» **TEXTO DE LEITURA**:
<<<<
Agora é lei: Prefeitura sanciona regulamentação de normas para delivery em Goiânia
A cidade de Goiânia terá normas sanitárias para a entrega feita por restaurantes, lanchonetes e bares que vendem alimentos por meio de plataformas de delivery. A normativa foi proposta pelo vereador Lucas Kitão (Mobiliza) e foi sancionada pelo prefeito Sandro Mabel (União Brasil) na última sexta-feira (10), como a Lei 11.603/2026.
O projeto de lei foi aprovado por unanimidade no plenário da Câmara de Goiânia e teve apenas um trecho vetado pelo chefe do Poder Executivo, e que também será analisado no Plenário da Casa.
A lei proposta por Kitão visa a garantir a segurança alimentar, a proteção do consumidor, o incentivo à qualidade e a prevenção de problemas de saúde pública, com regulamentação para todos que pagam um percentual alto de taxa para vender seus alimentos pelas plataformas e que muitas vezes não cumprem as regras da Vigilância Sanitária.
“A nossa intenção não é proibir, é regulamentar. Esta lei, que agora foi sancionada pelo prefeito, impõe regras para quem está vendendo produto alimentício em plataforma e não passou por nenhum exame de normas sanitárias. Todos os dias vemos cozinhas que foram flagradas em situações insalubres. Isso é preocupante, e é isso que queremos evitar ao propormos esta lei”, explica.
>>>>
» **LISTA DE TAREFAS**:
• 1. Segundo a notícia, qual vereador propôs as normas sanitárias para o delivery em Goiânia?
• 2. Transcreva da notícia o trecho de "Agora é lei: Prefeitura" a "a Lei 11.603/2026.".

» **INFORMAÇÕES**:
<<<<
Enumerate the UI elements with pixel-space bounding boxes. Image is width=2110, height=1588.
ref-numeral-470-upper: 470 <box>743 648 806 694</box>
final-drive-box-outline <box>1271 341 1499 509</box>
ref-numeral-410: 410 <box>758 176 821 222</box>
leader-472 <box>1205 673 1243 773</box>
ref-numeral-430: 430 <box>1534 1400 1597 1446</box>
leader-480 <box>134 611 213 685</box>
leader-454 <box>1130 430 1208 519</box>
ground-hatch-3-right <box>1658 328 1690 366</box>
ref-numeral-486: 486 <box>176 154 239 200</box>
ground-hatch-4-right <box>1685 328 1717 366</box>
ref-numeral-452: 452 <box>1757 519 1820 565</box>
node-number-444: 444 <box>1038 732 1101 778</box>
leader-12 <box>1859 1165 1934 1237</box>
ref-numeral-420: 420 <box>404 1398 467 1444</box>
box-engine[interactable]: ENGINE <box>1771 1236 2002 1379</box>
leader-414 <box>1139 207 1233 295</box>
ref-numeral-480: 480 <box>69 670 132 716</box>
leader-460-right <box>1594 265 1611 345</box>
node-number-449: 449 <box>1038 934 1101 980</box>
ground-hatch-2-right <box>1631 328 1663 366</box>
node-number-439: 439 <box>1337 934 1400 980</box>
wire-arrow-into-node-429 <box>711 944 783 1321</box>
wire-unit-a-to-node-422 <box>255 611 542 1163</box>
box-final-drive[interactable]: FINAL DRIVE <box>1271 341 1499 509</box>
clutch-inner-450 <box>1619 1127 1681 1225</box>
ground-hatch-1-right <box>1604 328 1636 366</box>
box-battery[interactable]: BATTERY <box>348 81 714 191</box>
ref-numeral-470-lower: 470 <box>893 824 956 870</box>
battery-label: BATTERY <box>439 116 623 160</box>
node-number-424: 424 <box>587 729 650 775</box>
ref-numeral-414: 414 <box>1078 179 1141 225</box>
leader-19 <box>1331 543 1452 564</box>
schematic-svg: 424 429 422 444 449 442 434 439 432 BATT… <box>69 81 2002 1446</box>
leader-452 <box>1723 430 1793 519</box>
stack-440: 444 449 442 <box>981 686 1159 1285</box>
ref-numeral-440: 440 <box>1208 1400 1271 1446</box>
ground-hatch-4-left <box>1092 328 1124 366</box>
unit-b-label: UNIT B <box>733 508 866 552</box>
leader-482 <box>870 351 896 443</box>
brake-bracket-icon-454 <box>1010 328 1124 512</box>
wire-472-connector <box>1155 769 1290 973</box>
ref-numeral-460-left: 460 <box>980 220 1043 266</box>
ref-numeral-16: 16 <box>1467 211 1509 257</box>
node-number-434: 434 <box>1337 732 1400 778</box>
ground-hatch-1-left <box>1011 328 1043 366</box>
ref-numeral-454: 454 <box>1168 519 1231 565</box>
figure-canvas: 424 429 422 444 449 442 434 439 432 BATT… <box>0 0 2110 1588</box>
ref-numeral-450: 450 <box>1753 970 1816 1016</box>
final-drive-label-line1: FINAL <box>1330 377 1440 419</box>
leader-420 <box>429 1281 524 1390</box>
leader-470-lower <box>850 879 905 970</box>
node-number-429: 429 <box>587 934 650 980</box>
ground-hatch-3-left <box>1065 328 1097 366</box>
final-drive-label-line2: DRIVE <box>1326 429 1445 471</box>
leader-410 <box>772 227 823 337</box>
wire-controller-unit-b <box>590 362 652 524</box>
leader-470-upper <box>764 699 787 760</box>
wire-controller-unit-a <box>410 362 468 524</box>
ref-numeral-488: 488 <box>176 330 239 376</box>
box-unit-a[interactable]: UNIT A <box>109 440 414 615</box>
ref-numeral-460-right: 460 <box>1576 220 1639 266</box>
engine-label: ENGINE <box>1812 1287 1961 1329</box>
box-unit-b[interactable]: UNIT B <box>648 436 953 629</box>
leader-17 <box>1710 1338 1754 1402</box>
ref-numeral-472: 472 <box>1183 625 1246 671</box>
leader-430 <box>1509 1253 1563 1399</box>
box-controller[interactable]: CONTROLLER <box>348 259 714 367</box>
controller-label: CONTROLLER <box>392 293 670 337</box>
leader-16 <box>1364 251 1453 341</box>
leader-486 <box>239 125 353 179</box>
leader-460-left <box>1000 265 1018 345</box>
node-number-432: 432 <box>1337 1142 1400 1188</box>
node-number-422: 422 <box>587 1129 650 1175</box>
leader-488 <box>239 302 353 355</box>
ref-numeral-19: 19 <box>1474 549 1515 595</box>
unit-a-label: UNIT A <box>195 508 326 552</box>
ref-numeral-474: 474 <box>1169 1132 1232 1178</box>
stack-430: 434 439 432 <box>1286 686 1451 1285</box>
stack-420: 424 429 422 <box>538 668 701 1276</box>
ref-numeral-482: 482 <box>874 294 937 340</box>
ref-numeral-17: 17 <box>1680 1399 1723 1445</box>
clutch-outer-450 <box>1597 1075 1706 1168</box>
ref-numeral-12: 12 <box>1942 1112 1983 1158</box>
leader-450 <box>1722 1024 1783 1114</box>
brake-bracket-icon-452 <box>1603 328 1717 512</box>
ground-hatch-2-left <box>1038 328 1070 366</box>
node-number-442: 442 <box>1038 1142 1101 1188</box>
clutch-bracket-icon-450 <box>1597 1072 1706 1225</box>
>>>>
» **RESPOSTAS FORNECIDAS**:
• 1. O vereador Lucas Kitão (Mobiliza).

• 2.
Agora é lei: Prefeitura sanciona regulamentação de normas para delivery em Goiânia
A cidade de Goiânia terá normas sanitárias para a entrega feita por restaurantes, lanchonetes e bares que vendem alimentos por meio de plataformas de delivery. A normativa foi proposta pelo vereador Lucas Kitão (Mobiliza) e foi sancionada pelo prefeito Sandro Mabel (União Brasil) na última sexta-feira (10), como a Lei 11.603/2026.